What is asked:
Return the following material word for word, keeping every line unchanged and in its original order.
>>
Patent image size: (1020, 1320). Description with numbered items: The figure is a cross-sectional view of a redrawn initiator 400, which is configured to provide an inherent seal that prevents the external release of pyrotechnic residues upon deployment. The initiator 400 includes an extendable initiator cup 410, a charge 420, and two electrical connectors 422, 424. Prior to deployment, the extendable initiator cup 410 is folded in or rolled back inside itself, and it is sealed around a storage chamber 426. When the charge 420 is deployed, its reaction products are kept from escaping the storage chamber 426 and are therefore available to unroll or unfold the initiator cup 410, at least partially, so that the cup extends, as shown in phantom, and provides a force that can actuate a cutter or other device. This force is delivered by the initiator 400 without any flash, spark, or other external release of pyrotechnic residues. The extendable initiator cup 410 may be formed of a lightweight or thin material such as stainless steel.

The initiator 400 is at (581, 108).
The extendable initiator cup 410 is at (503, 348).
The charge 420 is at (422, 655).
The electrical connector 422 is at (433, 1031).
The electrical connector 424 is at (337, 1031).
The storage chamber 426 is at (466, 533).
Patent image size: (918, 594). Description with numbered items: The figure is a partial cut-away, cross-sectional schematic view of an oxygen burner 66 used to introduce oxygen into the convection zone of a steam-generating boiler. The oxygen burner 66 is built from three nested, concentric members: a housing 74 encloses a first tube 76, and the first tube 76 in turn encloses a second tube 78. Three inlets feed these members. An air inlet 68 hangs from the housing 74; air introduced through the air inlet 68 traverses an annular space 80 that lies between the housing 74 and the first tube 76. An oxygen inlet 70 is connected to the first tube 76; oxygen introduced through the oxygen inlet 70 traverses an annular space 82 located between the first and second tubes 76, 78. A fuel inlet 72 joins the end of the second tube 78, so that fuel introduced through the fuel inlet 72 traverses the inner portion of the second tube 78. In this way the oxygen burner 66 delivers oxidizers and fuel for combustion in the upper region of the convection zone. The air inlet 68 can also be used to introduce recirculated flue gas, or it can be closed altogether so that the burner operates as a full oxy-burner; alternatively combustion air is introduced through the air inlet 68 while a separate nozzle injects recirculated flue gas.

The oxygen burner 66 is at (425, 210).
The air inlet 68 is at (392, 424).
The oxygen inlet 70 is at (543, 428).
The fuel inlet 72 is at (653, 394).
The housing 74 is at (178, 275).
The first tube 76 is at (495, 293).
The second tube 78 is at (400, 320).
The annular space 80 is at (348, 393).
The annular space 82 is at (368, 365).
<<
Reply to the exercise:
Patent image size: (1020, 1320). Description with numbered items: The figure is a cross-sectional view of a redrawn initiator 400, which is configured to provide an inherent seal that prevents the external release of pyrotechnic residues upon deployment. The initiator 400 includes an extendable initiator cup 410, a charge 420, and two electrical connectors 422, 424. Prior to deployment, the extendable initiator cup 410 is folded in or rolled back inside itself, and it is sealed around a storage chamber 426. When the charge 420 is deployed, its reaction products are kept from escaping the storage chamber 426 and are therefore available to unroll or unfold the initiator cup 410, at least partially, so that the cup extends, as shown in phantom, and provides a force that can actuate a cutter or other device. This force is delivered by the initiator 400 without any flash, spark, or other external release of pyrotechnic residues. The extendable initiator cup 410 may be formed of a lightweight or thin material such as stainless steel.

The initiator 400 is at (581, 108).
The extendable initiator cup 410 is at (503, 348).
The charge 420 is at (422, 655).
The electrical connector 422 is at (433, 1031).
The electrical connector 424 is at (337, 1031).
The storage chamber 426 is at (466, 533).
Patent image size: (918, 594). Description with numbered items: The figure is a partial cut-away, cross-sectional schematic view of an oxygen burner 66 used to introduce oxygen into the convection zone of a steam-generating boiler. The oxygen burner 66 is built from three nested, concentric members: a housing 74 encloses a first tube 76, and the first tube 76 in turn encloses a second tube 78. Three inlets feed these members. An air inlet 68 hangs from the housing 74; air introduced through the air inlet 68 traverses an annular space 80 that lies between the housing 74 and the first tube 76. An oxygen inlet 70 is connected to the first tube 76; oxygen introduced through the oxygen inlet 70 traverses an annular space 82 located between the first and second tubes 76, 78. A fuel inlet 72 joins the end of the second tube 78, so that fuel introduced through the fuel inlet 72 traverses the inner portion of the second tube 78. In this way the oxygen burner 66 delivers oxidizers and fuel for combustion in the upper region of the convection zone. The air inlet 68 can also be used to introduce recirculated flue gas, or it can be closed altogether so that the burner operates as a full oxy-burner; alternatively combustion air is introduced through the air inlet 68 while a separate nozzle injects recirculated flue gas.

The oxygen burner 66 is at (425, 210).
The air inlet 68 is at (392, 424).
The oxygen inlet 70 is at (543, 428).
The fuel inlet 72 is at (653, 394).
The housing 74 is at (178, 275).
The first tube 76 is at (495, 293).
The second tube 78 is at (400, 320).
The annular space 80 is at (348, 393).
The annular space 82 is at (368, 365).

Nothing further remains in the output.